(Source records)

==============================

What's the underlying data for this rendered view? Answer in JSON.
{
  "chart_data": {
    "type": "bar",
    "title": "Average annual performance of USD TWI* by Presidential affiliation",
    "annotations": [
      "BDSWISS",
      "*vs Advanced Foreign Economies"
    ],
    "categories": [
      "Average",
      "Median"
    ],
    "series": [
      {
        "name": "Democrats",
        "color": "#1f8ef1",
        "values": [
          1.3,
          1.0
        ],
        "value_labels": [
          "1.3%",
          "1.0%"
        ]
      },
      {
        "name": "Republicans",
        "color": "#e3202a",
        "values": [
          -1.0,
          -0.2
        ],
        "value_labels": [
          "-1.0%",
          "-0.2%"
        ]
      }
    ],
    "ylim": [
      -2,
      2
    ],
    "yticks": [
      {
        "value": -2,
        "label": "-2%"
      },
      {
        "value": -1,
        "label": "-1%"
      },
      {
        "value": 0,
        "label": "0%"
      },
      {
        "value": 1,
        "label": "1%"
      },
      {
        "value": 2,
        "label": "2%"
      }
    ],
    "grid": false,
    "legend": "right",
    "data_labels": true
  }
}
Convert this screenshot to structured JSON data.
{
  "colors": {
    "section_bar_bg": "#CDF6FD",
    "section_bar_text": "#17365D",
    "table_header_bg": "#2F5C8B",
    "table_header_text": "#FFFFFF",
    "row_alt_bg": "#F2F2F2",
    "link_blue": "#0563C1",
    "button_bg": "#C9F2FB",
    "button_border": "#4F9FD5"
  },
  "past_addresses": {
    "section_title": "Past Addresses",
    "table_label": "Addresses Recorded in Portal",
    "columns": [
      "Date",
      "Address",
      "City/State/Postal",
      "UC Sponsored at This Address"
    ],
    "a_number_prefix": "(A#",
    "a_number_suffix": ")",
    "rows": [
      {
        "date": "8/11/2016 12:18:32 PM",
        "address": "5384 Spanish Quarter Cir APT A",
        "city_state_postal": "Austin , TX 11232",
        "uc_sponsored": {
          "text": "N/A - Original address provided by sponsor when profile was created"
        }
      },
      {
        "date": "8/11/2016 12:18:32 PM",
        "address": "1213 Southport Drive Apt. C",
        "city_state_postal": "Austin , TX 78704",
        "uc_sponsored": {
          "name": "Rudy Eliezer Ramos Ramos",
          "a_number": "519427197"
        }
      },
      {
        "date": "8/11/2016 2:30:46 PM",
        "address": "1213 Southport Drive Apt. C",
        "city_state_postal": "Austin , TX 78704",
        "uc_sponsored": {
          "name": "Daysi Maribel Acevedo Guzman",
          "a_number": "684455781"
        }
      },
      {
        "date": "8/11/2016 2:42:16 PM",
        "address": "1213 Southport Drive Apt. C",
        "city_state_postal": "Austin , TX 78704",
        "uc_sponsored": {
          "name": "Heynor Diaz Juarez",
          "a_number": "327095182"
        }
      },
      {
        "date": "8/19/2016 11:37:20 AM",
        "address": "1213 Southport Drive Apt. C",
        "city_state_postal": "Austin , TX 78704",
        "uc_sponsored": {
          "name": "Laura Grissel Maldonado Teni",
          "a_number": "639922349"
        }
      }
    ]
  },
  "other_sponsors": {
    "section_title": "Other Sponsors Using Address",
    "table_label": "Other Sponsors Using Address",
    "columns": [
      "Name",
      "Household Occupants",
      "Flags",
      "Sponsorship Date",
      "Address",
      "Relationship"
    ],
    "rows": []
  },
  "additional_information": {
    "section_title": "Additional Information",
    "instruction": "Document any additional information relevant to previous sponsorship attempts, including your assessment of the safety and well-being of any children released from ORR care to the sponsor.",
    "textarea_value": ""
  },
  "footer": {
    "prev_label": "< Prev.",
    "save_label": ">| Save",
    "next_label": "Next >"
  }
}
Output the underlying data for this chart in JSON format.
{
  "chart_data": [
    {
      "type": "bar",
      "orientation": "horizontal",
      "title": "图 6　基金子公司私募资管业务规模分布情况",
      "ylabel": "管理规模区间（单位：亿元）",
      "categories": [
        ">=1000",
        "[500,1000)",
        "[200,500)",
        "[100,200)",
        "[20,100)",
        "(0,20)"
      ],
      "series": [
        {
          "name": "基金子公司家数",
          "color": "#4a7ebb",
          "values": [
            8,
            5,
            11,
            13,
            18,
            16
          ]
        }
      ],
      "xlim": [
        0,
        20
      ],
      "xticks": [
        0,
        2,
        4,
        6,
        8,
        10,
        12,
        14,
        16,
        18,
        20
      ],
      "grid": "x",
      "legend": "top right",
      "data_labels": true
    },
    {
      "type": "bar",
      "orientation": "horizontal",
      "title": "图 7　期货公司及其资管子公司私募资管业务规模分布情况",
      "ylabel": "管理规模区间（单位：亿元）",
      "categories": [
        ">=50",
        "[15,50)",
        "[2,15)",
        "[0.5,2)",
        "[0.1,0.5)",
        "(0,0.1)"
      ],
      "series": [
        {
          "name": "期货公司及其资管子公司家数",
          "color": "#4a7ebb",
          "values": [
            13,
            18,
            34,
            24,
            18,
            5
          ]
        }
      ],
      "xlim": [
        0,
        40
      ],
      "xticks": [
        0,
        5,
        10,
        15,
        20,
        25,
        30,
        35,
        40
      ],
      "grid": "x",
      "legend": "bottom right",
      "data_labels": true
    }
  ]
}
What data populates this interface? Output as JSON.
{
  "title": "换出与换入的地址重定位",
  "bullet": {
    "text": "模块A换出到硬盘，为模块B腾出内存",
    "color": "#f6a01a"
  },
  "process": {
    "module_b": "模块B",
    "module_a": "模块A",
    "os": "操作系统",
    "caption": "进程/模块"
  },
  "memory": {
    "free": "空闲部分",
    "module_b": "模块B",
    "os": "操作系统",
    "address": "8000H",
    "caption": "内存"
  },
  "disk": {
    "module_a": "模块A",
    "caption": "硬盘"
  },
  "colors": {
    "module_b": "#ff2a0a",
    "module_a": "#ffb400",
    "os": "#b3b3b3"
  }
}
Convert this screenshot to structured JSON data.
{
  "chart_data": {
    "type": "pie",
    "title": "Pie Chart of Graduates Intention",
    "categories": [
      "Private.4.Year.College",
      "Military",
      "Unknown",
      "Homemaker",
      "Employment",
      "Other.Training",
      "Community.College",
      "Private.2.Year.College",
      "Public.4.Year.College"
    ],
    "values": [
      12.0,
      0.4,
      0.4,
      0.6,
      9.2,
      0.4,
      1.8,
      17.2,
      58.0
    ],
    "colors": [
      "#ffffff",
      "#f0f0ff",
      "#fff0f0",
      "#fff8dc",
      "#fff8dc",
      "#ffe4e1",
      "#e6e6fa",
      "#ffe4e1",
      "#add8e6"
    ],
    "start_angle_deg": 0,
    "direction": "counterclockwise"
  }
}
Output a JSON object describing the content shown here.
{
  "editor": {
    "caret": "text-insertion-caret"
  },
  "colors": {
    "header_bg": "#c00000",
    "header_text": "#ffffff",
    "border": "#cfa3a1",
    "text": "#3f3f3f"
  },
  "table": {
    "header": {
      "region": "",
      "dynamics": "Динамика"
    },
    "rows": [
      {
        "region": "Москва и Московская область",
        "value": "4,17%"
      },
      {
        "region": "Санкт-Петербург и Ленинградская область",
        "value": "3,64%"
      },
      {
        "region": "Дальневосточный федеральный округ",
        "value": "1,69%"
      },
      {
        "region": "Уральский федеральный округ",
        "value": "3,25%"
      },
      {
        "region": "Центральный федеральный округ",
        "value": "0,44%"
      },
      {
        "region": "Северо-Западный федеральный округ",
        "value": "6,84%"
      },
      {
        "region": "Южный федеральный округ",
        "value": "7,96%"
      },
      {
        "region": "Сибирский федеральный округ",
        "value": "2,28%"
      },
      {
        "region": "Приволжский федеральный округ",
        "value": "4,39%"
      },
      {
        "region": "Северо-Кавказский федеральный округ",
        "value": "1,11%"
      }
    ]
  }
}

==============================

* [What you have to do]
In the listing above, locate each line with "underlying" and copy it.

* [Result for this task]
What's the underlying data for this rendered view? Answer in JSON.
Output the underlying data for this chart in JSON format.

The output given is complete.